**TASK STATEMENT**
Format every line of the material below as a JSON list of strings, one string per line, omitting blank lines.

[Start of GIVEN ENTRIES]

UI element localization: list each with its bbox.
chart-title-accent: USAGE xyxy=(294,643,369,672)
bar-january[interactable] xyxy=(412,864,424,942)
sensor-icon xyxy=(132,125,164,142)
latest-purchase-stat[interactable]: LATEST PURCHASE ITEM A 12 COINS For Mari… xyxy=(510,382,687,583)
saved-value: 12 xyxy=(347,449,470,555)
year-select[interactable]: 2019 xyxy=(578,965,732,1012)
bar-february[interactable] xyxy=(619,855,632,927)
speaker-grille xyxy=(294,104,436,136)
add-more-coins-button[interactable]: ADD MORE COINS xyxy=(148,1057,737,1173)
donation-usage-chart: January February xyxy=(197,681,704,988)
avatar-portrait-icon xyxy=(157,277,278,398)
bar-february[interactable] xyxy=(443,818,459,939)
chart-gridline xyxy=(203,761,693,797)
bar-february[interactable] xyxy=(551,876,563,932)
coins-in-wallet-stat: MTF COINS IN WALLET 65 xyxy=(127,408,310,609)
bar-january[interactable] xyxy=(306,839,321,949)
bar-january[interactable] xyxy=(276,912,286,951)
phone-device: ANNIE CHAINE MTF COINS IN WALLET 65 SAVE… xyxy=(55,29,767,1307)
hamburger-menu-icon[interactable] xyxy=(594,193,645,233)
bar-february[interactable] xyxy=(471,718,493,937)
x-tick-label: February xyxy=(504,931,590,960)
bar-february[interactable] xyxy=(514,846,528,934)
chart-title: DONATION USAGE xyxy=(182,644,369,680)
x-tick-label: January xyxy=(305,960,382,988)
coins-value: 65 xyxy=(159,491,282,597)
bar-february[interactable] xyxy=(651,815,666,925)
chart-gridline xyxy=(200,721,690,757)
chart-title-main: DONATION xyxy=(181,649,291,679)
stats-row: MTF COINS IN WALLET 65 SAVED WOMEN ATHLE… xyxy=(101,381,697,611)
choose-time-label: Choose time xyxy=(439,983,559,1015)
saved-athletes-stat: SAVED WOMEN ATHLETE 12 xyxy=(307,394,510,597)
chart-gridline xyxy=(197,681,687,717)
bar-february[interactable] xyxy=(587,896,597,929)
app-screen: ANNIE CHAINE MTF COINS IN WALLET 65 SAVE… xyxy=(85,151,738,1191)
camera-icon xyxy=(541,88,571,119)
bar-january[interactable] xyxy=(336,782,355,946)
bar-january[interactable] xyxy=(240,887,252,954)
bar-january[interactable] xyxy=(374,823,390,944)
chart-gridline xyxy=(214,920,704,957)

[End of GIVEN ENTRIES]

**SOLUTION TO THIS TASK**
[
  "UI element localization: list each with its bbox.",
  "chart-title-accent: USAGE xyxy=(294,643,369,672)",
  "bar-january[interactable] xyxy=(412,864,424,942)",
  "sensor-icon xyxy=(132,125,164,142)",
  "latest-purchase-stat[interactable]: LATEST PURCHASE ITEM A 12 COINS For Mari… xyxy=(510,382,687,583)",
  "saved-value: 12 xyxy=(347,449,470,555)",
  "year-select[interactable]: 2019 xyxy=(578,965,732,1012)",
  "bar-february[interactable] xyxy=(619,855,632,927)",
  "speaker-grille xyxy=(294,104,436,136)",
  "add-more-coins-button[interactable]: ADD MORE COINS xyxy=(148,1057,737,1173)",
  "donation-usage-chart: January February xyxy=(197,681,704,988)",
  "avatar-portrait-icon xyxy=(157,277,278,398)",
  "bar-february[interactable] xyxy=(443,818,459,939)",
  "chart-gridline xyxy=(203,761,693,797)",
  "bar-february[interactable] xyxy=(551,876,563,932)",
  "coins-in-wallet-stat: MTF COINS IN WALLET 65 xyxy=(127,408,310,609)",
  "bar-january[interactable] xyxy=(306,839,321,949)",
  "bar-january[interactable] xyxy=(276,912,286,951)",
  "phone-device: ANNIE CHAINE MTF COINS IN WALLET 65 SAVE… xyxy=(55,29,767,1307)",
  "hamburger-menu-icon[interactable] xyxy=(594,193,645,233)",
  "bar-february[interactable] xyxy=(471,718,493,937)",
  "x-tick-label: February xyxy=(504,931,590,960)",
  "bar-february[interactable] xyxy=(514,846,528,934)",
  "chart-title: DONATION USAGE xyxy=(182,644,369,680)",
  "x-tick-label: January xyxy=(305,960,382,988)",
  "coins-value: 65 xyxy=(159,491,282,597)",
  "bar-february[interactable] xyxy=(651,815,666,925)",
  "chart-gridline xyxy=(200,721,690,757)",
  "chart-title-main: DONATION xyxy=(181,649,291,679)",
  "stats-row: MTF COINS IN WALLET 65 SAVED WOMEN ATHLE… xyxy=(101,381,697,611)",
  "choose-time-label: Choose time xyxy=(439,983,559,1015)",
  "saved-athletes-stat: SAVED WOMEN ATHLETE 12 xyxy=(307,394,510,597)",
  "chart-gridline xyxy=(197,681,687,717)",
  "bar-february[interactable] xyxy=(587,896,597,929)",
  "app-screen: ANNIE CHAINE MTF COINS IN WALLET 65 SAVE… xyxy=(85,151,738,1191)",
  "camera-icon xyxy=(541,88,571,119)",
  "bar-january[interactable] xyxy=(336,782,355,946)",
  "bar-january[interactable] xyxy=(240,887,252,954)",
  "bar-january[interactable] xyxy=(374,823,390,944)",
  "chart-gridline xyxy=(214,920,704,957)"
]